▶ **PROVIDED RECORDS**
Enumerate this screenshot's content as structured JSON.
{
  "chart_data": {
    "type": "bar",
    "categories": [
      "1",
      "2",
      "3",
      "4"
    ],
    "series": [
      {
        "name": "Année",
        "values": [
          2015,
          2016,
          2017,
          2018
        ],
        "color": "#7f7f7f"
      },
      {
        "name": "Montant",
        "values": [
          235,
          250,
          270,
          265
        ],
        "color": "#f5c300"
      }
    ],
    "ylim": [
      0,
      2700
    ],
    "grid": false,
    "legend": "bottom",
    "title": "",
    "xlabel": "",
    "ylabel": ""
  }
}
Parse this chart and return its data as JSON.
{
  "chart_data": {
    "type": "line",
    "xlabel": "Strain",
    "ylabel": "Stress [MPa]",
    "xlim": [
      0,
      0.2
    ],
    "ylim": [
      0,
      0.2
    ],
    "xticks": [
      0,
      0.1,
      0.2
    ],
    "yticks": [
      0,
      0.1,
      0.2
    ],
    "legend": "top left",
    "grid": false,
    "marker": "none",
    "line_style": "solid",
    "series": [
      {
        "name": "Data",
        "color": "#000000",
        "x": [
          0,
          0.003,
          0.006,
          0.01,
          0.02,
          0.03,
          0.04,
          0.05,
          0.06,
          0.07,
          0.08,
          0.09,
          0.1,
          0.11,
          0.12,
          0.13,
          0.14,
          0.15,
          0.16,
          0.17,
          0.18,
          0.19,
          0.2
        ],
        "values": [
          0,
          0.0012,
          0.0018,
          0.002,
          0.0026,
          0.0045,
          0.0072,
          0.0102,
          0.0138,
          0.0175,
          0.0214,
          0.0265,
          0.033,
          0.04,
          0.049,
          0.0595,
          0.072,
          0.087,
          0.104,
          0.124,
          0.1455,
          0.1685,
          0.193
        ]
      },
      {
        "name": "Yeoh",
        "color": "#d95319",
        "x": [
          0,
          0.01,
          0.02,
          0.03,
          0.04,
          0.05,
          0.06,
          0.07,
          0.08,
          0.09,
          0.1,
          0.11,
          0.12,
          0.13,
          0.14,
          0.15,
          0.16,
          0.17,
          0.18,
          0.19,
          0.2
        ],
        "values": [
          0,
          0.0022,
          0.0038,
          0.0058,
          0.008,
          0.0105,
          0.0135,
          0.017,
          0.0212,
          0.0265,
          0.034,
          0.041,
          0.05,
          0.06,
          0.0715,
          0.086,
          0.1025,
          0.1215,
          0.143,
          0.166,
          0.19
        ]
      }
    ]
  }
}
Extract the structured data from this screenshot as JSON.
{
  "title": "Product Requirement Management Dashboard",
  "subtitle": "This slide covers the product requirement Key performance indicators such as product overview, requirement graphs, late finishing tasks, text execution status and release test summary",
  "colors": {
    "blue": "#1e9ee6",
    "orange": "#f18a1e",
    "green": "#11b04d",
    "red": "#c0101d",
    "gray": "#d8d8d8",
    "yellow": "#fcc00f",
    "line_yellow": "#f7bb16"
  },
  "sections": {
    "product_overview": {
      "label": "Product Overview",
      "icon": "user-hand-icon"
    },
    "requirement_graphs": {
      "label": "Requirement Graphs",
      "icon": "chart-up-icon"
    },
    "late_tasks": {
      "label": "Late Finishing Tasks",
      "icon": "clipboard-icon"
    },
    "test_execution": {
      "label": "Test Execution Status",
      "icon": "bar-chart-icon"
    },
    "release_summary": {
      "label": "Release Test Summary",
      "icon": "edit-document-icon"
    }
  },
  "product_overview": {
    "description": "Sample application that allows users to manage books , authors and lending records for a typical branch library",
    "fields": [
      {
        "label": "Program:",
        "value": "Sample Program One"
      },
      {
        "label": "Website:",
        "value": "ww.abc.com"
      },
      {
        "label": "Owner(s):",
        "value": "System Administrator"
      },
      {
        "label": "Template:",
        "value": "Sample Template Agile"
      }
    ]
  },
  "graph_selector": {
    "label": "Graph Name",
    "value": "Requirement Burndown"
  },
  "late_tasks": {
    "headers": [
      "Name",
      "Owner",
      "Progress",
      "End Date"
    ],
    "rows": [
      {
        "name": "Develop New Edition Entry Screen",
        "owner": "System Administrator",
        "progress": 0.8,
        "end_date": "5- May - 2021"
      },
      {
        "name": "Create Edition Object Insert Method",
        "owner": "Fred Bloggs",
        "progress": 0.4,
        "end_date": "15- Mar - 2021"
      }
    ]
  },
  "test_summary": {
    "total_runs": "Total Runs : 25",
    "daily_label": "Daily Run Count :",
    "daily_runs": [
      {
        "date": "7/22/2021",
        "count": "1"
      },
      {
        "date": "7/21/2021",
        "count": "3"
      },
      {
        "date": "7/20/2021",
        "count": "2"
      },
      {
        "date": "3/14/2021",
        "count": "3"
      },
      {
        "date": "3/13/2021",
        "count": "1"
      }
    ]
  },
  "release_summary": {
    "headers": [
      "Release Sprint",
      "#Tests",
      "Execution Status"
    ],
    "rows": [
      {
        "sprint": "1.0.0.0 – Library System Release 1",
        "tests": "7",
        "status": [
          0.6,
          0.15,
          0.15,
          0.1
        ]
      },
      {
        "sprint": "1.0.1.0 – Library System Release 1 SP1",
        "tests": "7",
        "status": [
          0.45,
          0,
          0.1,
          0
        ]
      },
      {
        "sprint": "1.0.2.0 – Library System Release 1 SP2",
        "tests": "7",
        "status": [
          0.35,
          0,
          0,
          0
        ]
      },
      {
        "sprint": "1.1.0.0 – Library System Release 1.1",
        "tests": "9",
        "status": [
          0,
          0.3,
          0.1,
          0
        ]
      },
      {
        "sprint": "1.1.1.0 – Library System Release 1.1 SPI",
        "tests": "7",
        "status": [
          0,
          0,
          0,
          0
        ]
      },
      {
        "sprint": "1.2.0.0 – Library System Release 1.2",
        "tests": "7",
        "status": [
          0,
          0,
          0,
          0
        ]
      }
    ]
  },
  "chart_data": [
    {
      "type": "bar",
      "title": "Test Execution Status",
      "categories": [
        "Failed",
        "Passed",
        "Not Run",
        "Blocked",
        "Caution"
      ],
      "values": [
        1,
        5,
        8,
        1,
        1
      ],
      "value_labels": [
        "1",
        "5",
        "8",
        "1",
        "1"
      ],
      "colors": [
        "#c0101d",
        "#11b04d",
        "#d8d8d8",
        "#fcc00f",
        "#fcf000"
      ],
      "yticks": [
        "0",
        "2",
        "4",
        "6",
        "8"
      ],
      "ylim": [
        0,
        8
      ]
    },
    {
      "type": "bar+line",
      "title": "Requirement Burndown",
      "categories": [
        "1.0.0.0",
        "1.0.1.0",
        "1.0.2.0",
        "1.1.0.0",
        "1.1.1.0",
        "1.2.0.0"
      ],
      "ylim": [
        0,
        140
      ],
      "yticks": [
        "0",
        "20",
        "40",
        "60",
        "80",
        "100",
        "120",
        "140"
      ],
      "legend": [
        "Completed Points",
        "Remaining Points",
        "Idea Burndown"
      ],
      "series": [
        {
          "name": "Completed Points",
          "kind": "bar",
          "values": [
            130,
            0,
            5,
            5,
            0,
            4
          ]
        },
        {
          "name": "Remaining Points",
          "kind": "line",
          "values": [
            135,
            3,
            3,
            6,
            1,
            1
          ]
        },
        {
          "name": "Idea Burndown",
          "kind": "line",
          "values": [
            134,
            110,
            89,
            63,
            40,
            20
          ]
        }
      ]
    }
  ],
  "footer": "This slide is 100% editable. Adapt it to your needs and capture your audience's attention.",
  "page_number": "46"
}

▶ **WRITTEN TASK**
Copy every record above exactly as it appears.

▶ **FINAL RESULT**
Enumerate this screenshot's content as structured JSON.
{
  "chart_data": {
    "type": "bar",
    "categories": [
      "1",
      "2",
      "3",
      "4"
    ],
    "series": [
      {
        "name": "Année",
        "values": [
          2015,
          2016,
          2017,
          2018
        ],
        "color": "#7f7f7f"
      },
      {
        "name": "Montant",
        "values": [
          235,
          250,
          270,
          265
        ],
        "color": "#f5c300"
      }
    ],
    "ylim": [
      0,
      2700
    ],
    "grid": false,
    "legend": "bottom",
    "title": "",
    "xlabel": "",
    "ylabel": ""
  }
}
Parse this chart and return its data as JSON.
{
  "chart_data": {
    "type": "line",
    "xlabel": "Strain",
    "ylabel": "Stress [MPa]",
    "xlim": [
      0,
      0.2
    ],
    "ylim": [
      0,
      0.2
    ],
    "xticks": [
      0,
      0.1,
      0.2
    ],
    "yticks": [
      0,
      0.1,
      0.2
    ],
    "legend": "top left",
    "grid": false,
    "marker": "none",
    "line_style": "solid",
    "series": [
      {
        "name": "Data",
        "color": "#000000",
        "x": [
          0,
          0.003,
          0.006,
          0.01,
          0.02,
          0.03,
          0.04,
          0.05,
          0.06,
          0.07,
          0.08,
          0.09,
          0.1,
          0.11,
          0.12,
          0.13,
          0.14,
          0.15,
          0.16,
          0.17,
          0.18,
          0.19,
          0.2
        ],
        "values": [
          0,
          0.0012,
          0.0018,
          0.002,
          0.0026,
          0.0045,
          0.0072,
          0.0102,
          0.0138,
          0.0175,
          0.0214,
          0.0265,
          0.033,
          0.04,
          0.049,
          0.0595,
          0.072,
          0.087,
          0.104,
          0.124,
          0.1455,
          0.1685,
          0.193
        ]
      },
      {
        "name": "Yeoh",
        "color": "#d95319",
        "x": [
          0,
          0.01,
          0.02,
          0.03,
          0.04,
          0.05,
          0.06,
          0.07,
          0.08,
          0.09,
          0.1,
          0.11,
          0.12,
          0.13,
          0.14,
          0.15,
          0.16,
          0.17,
          0.18,
          0.19,
          0.2
        ],
        "values": [
          0,
          0.0022,
          0.0038,
          0.0058,
          0.008,
          0.0105,
          0.0135,
          0.017,
          0.0212,
          0.0265,
          0.034,
          0.041,
          0.05,
          0.06,
          0.0715,
          0.086,
          0.1025,
          0.1215,
          0.143,
          0.166,
          0.19
        ]
      }
    ]
  }
}
Extract the structured data from this screenshot as JSON.
{
  "title": "Product Requirement Management Dashboard",
  "subtitle": "This slide covers the product requirement Key performance indicators such as product overview, requirement graphs, late finishing tasks, text execution status and release test summary",
  "colors": {
    "blue": "#1e9ee6",
    "orange": "#f18a1e",
    "green": "#11b04d",
    "red": "#c0101d",
    "gray": "#d8d8d8",
    "yellow": "#fcc00f",
    "line_yellow": "#f7bb16"
  },
  "sections": {
    "product_overview": {
      "label": "Product Overview",
      "icon": "user-hand-icon"
    },
    "requirement_graphs": {
      "label": "Requirement Graphs",
      "icon": "chart-up-icon"
    },
    "late_tasks": {
      "label": "Late Finishing Tasks",
      "icon": "clipboard-icon"
    },
    "test_execution": {
      "label": "Test Execution Status",
      "icon": "bar-chart-icon"
    },
    "release_summary": {
      "label": "Release Test Summary",
      "icon": "edit-document-icon"
    }
  },
  "product_overview": {
    "description": "Sample application that allows users to manage books , authors and lending records for a typical branch library",
    "fields": [
      {
        "label": "Program:",
        "value": "Sample Program One"
      },
      {
        "label": "Website:",
        "value": "ww.abc.com"
      },
      {
        "label": "Owner(s):",
        "value": "System Administrator"
      },
      {
        "label": "Template:",
        "value": "Sample Template Agile"
      }
    ]
  },
  "graph_selector": {
    "label": "Graph Name",
    "value": "Requirement Burndown"
  },
  "late_tasks": {
    "headers": [
      "Name",
      "Owner",
      "Progress",
      "End Date"
    ],
    "rows": [
      {
        "name": "Develop New Edition Entry Screen",
        "owner": "System Administrator",
        "progress": 0.8,
        "end_date": "5- May - 2021"
      },
      {
        "name": "Create Edition Object Insert Method",
        "owner": "Fred Bloggs",
        "progress": 0.4,
        "end_date": "15- Mar - 2021"
      }
    ]
  },
  "test_summary": {
    "total_runs": "Total Runs : 25",
    "daily_label": "Daily Run Count :",
    "daily_runs": [
      {
        "date": "7/22/2021",
        "count": "1"
      },
      {
        "date": "7/21/2021",
        "count": "3"
      },
      {
        "date": "7/20/2021",
        "count": "2"
      },
      {
        "date": "3/14/2021",
        "count": "3"
      },
      {
        "date": "3/13/2021",
        "count": "1"
      }
    ]
  },
  "release_summary": {
    "headers": [
      "Release Sprint",
      "#Tests",
      "Execution Status"
    ],
    "rows": [
      {
        "sprint": "1.0.0.0 – Library System Release 1",
        "tests": "7",
        "status": [
          0.6,
          0.15,
          0.15,
          0.1
        ]
      },
      {
        "sprint": "1.0.1.0 – Library System Release 1 SP1",
        "tests": "7",
        "status": [
          0.45,
          0,
          0.1,
          0
        ]
      },
      {
        "sprint": "1.0.2.0 – Library System Release 1 SP2",
        "tests": "7",
        "status": [
          0.35,
          0,
          0,
          0
        ]
      },
      {
        "sprint": "1.1.0.0 – Library System Release 1.1",
        "tests": "9",
        "status": [
          0,
          0.3,
          0.1,
          0
        ]
      },
      {
        "sprint": "1.1.1.0 – Library System Release 1.1 SPI",
        "tests": "7",
        "status": [
          0,
          0,
          0,
          0
        ]
      },
      {
        "sprint": "1.2.0.0 – Library System Release 1.2",
        "tests": "7",
        "status": [
          0,
          0,
          0,
          0
        ]
      }
    ]
  },
  "chart_data": [
    {
      "type": "bar",
      "title": "Test Execution Status",
      "categories": [
        "Failed",
        "Passed",
        "Not Run",
        "Blocked",
        "Caution"
      ],
      "values": [
        1,
        5,
        8,
        1,
        1
      ],
      "value_labels": [
        "1",
        "5",
        "8",
        "1",
        "1"
      ],
      "colors": [
        "#c0101d",
        "#11b04d",
        "#d8d8d8",
        "#fcc00f",
        "#fcf000"
      ],
      "yticks": [
        "0",
        "2",
        "4",
        "6",
        "8"
      ],
      "ylim": [
        0,
        8
      ]
    },
    {
      "type": "bar+line",
      "title": "Requirement Burndown",
      "categories": [
        "1.0.0.0",
        "1.0.1.0",
        "1.0.2.0",
        "1.1.0.0",
        "1.1.1.0",
        "1.2.0.0"
      ],
      "ylim": [
        0,
        140
      ],
      "yticks": [
        "0",
        "20",
        "40",
        "60",
        "80",
        "100",
        "120",
        "140"
      ],
      "legend": [
        "Completed Points",
        "Remaining Points",
        "Idea Burndown"
      ],
      "series": [
        {
          "name": "Completed Points",
          "kind": "bar",
          "values": [
            130,
            0,
            5,
            5,
            0,
            4
          ]
        },
        {
          "name": "Remaining Points",
          "kind": "line",
          "values": [
            135,
            3,
            3,
            6,
            1,
            1
          ]
        },
        {
          "name": "Idea Burndown",
          "kind": "line",
          "values": [
            134,
            110,
            89,
            63,
            40,
            20
          ]
        }
      ]
    }
  ],
  "footer": "This slide is 100% editable. Adapt it to your needs and capture your audience's attention.",
  "page_number": "46"
}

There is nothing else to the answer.